§ Records for processing:

▬▬▬▬▬▬▬▬▬▬

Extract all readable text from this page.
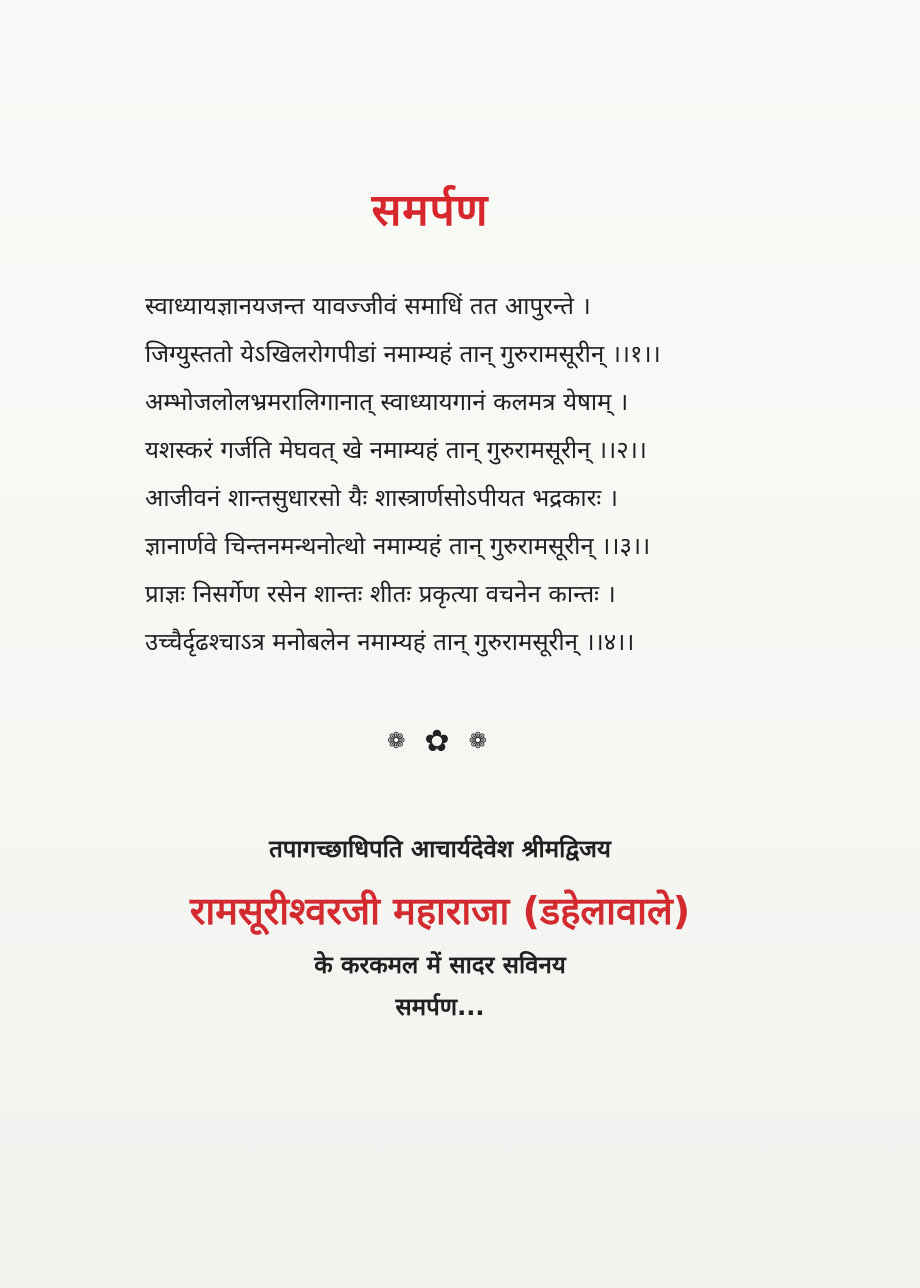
समर्पण
स्वाध्यायज्ञानयजन्त यावज्जीवं समाधिं तत आपुरन्ते ।
जिग्युस्ततो येऽखिलरोगपीडां नमाम्यहं तान् गुरुरामसूरीन् ।।१।।
अम्भोजलोलभ्रमरालिगानात् स्वाध्यायगानं कलमत्र येषाम् ।
यशस्करं गर्जति मेघवत् खे नमाम्यहं तान् गुरुरामसूरीन् ।।२।।
आजीवनं शान्तसुधारसो यैः शास्त्रार्णसोऽपीयत भद्रकारः ।
ज्ञानार्णवे चिन्तनमन्थनोत्थो नमाम्यहं तान् गुरुरामसूरीन् ।।३।।
प्राज्ञः निसर्गेण रसेन शान्तः शीतः प्रकृत्या वचनेन कान्तः ।
उच्चैर्दृढश्चाऽत्र मनोबलेन नमाम्यहं तान् गुरुरामसूरीन् ।।४।।
❁ ✿ ❁
तपागच्छाधिपति आचार्यदेवेश श्रीमद्विजय
रामसूरीश्वरजी महाराजा (डहेलावाले)
के करकमल में सादर सविनय
समर्पण...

▬▬▬▬▬▬▬▬▬▬

§ The task:
The records above need to be restated word for word, with the pictures left out.

§ Full solution:
Extract all readable text from this page.
समर्पण
स्वाध्यायज्ञानयजन्त यावज्जीवं समाधिं तत आपुरन्ते ।
जिग्युस्ततो येऽखिलरोगपीडां नमाम्यहं तान् गुरुरामसूरीन् ।।१।।
अम्भोजलोलभ्रमरालिगानात् स्वाध्यायगानं कलमत्र येषाम् ।
यशस्करं गर्जति मेघवत् खे नमाम्यहं तान् गुरुरामसूरीन् ।।२।।
आजीवनं शान्तसुधारसो यैः शास्त्रार्णसोऽपीयत भद्रकारः ।
ज्ञानार्णवे चिन्तनमन्थनोत्थो नमाम्यहं तान् गुरुरामसूरीन् ।।३।।
प्राज्ञः निसर्गेण रसेन शान्तः शीतः प्रकृत्या वचनेन कान्तः ।
उच्चैर्दृढश्चाऽत्र मनोबलेन नमाम्यहं तान् गुरुरामसूरीन् ।।४।।
❁ ✿ ❁
तपागच्छाधिपति आचार्यदेवेश श्रीमद्विजय
रामसूरीश्वरजी महाराजा (डहेलावाले)
के करकमल में सादर सविनय
समर्पण...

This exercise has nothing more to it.